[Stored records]

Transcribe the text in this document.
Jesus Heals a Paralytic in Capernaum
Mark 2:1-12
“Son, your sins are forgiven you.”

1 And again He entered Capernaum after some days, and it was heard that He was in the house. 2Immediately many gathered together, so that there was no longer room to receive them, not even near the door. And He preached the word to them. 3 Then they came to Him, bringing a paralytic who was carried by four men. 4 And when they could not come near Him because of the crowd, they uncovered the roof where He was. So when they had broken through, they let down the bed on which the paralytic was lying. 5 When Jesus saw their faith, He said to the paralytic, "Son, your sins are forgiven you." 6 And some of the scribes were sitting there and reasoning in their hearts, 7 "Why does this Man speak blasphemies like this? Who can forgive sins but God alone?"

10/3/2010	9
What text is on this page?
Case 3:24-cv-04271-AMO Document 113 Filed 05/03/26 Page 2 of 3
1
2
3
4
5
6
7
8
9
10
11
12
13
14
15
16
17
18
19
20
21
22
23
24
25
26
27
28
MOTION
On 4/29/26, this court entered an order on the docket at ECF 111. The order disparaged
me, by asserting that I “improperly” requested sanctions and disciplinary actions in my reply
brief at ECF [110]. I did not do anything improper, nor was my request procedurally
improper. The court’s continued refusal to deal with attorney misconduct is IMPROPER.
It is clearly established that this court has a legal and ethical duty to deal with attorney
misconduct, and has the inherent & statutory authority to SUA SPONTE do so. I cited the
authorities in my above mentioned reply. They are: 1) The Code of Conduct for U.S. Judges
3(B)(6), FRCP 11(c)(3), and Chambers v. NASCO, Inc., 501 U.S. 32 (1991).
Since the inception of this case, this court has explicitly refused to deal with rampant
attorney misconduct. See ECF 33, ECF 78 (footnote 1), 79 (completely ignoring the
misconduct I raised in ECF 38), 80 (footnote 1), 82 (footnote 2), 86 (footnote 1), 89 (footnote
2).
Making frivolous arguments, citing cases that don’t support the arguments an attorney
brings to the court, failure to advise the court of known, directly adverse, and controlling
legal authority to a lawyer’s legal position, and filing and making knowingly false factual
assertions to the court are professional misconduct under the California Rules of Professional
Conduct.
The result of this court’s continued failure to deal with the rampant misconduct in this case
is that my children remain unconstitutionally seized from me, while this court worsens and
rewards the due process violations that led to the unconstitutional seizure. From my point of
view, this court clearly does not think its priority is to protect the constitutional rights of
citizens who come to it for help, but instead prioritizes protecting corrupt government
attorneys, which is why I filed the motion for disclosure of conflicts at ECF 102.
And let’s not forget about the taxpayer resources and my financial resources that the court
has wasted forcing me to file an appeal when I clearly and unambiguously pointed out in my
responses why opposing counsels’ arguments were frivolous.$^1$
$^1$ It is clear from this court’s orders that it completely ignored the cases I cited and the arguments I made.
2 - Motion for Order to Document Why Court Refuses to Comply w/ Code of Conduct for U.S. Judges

▶ [EXERCISE PROMPT]: Copy every line from the records above that contains the word "misconduct".

▶ [OUTPUT FOR THIS TASK]:
improper. The court’s continued refusal to deal with attorney misconduct is IMPROPER.
misconduct, and has the inherent & statutory authority to SUA SPONTE do so. I cited the
attorney misconduct. See ECF 33, ECF 78 (footnote 1), 79 (completely ignoring the
misconduct I raised in ECF 38), 80 (footnote 1), 82 (footnote 2), 86 (footnote 1), 89 (footnote
assertions to the court are professional misconduct under the California Rules of Professional
The result of this court’s continued failure to deal with the rampant misconduct in this case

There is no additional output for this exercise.